── Supplied material ──
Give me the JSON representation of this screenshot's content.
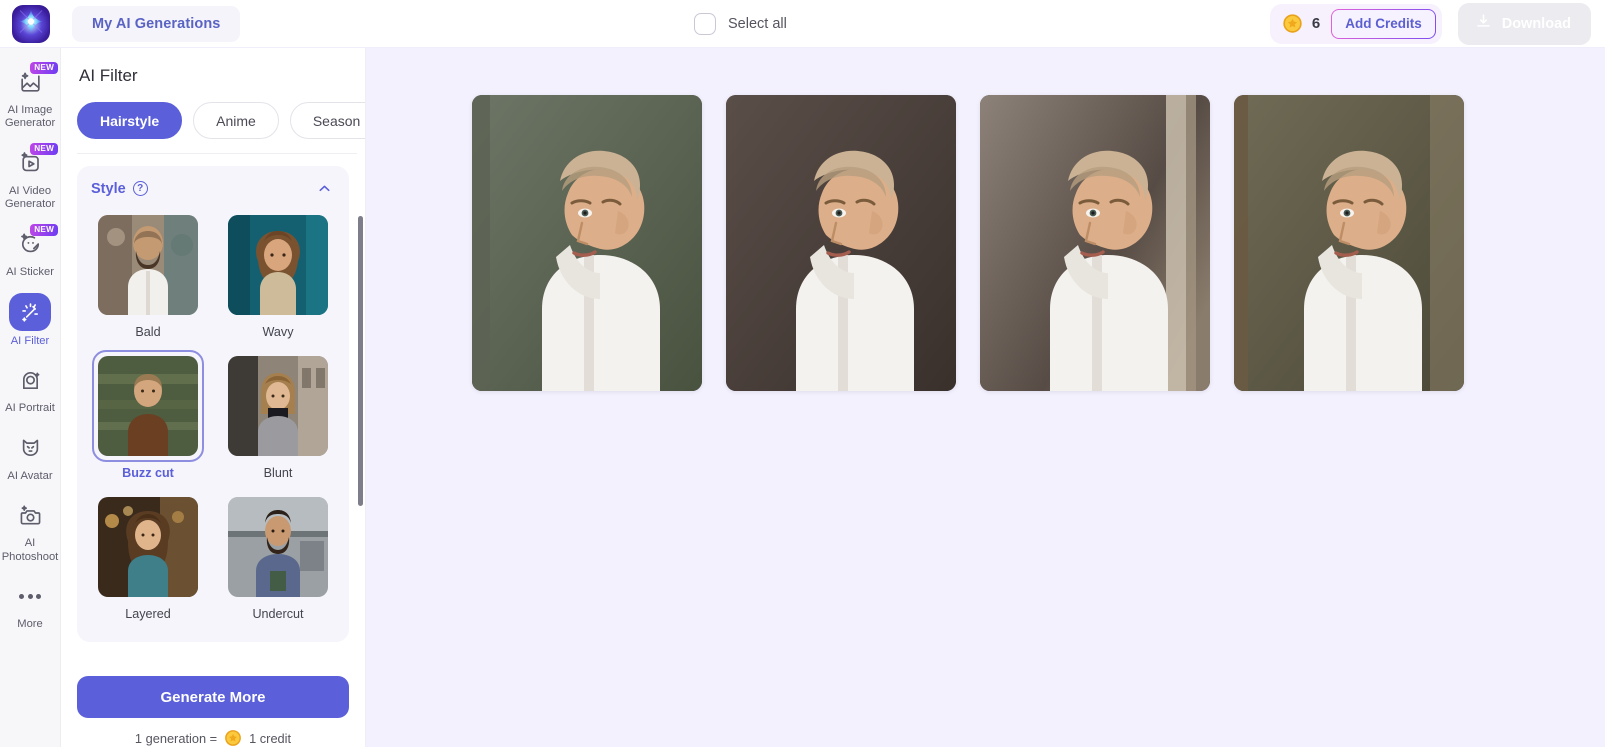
{
  "app": {
    "logo_icon": "starburst-logo-icon",
    "my_generations_label": "My AI Generations"
  },
  "header": {
    "select_all_label": "Select all",
    "select_all_checked": false,
    "credits": {
      "coin_icon": "coin-icon",
      "count": "6",
      "add_credits_label": "Add Credits"
    },
    "download": {
      "icon": "download-icon",
      "label": "Download",
      "disabled": true
    }
  },
  "sidebar": {
    "items": [
      {
        "label": "AI Image Generator",
        "icon": "image-sparkle-icon",
        "badge": "NEW",
        "active": false
      },
      {
        "label": "AI Video Generator",
        "icon": "video-play-sparkle-icon",
        "badge": "NEW",
        "active": false
      },
      {
        "label": "AI Sticker",
        "icon": "sticker-smiley-icon",
        "badge": "NEW",
        "active": false
      },
      {
        "label": "AI Filter",
        "icon": "magic-wand-sparkle-icon",
        "badge": "",
        "active": true
      },
      {
        "label": "AI Portrait",
        "icon": "portrait-frame-icon",
        "badge": "",
        "active": false
      },
      {
        "label": "AI Avatar",
        "icon": "avatar-cat-icon",
        "badge": "",
        "active": false
      },
      {
        "label": "AI Photoshoot",
        "icon": "camera-sparkle-icon",
        "badge": "",
        "active": false
      },
      {
        "label": "More",
        "icon": "more-dots-icon",
        "badge": "",
        "active": false
      }
    ]
  },
  "panel": {
    "title": "AI Filter",
    "tabs": [
      {
        "label": "Hairstyle",
        "active": true
      },
      {
        "label": "Anime",
        "active": false
      },
      {
        "label": "Season",
        "active": false
      }
    ],
    "style_section": {
      "title": "Style",
      "help_icon": "question-mark-icon",
      "collapse_icon": "chevron-up-icon",
      "expanded": true,
      "items": [
        {
          "name": "Bald",
          "selected": false,
          "thumb": "bald-man-white-shirt"
        },
        {
          "name": "Wavy",
          "selected": false,
          "thumb": "wavy-hair-woman-teal"
        },
        {
          "name": "Buzz cut",
          "selected": true,
          "thumb": "buzz-cut-man-brown-shirt"
        },
        {
          "name": "Blunt",
          "selected": false,
          "thumb": "blunt-bob-woman-grey"
        },
        {
          "name": "Layered",
          "selected": false,
          "thumb": "layered-hair-woman-teal"
        },
        {
          "name": "Undercut",
          "selected": false,
          "thumb": "undercut-man-blue-shirt"
        }
      ]
    },
    "generate_button_label": "Generate More",
    "credit_note": {
      "prefix": "1 generation =",
      "coin_icon": "coin-icon",
      "suffix": "1 credit"
    },
    "scrollbar": "panel-scrollbar"
  },
  "canvas": {
    "results": [
      {
        "alt": "buzz-cut-portrait-green-background",
        "bg": "#6d7566",
        "bg2": "#49523f"
      },
      {
        "alt": "buzz-cut-portrait-dark-grey-background",
        "bg": "#4f443f",
        "bg2": "#3a312d"
      },
      {
        "alt": "buzz-cut-portrait-warm-grey-background",
        "bg": "#7e736b",
        "bg2": "#554c46"
      },
      {
        "alt": "buzz-cut-portrait-olive-background",
        "bg": "#6f6a56",
        "bg2": "#4b4737"
      }
    ]
  },
  "colors": {
    "accent": "#5b5fd9",
    "canvas_bg": "#f3f1fd",
    "rail_bg": "#f7f7fa",
    "badge_gradient_from": "#c046e8",
    "badge_gradient_to": "#6d3df2"
  }
}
───
▶ _Challenge_
Find the lines above that include the string "grey" and copy them.

▶ _Exercise output_
          "thumb": "blunt-bob-woman-grey"
        "alt": "buzz-cut-portrait-dark-grey-background",
        "alt": "buzz-cut-portrait-warm-grey-background",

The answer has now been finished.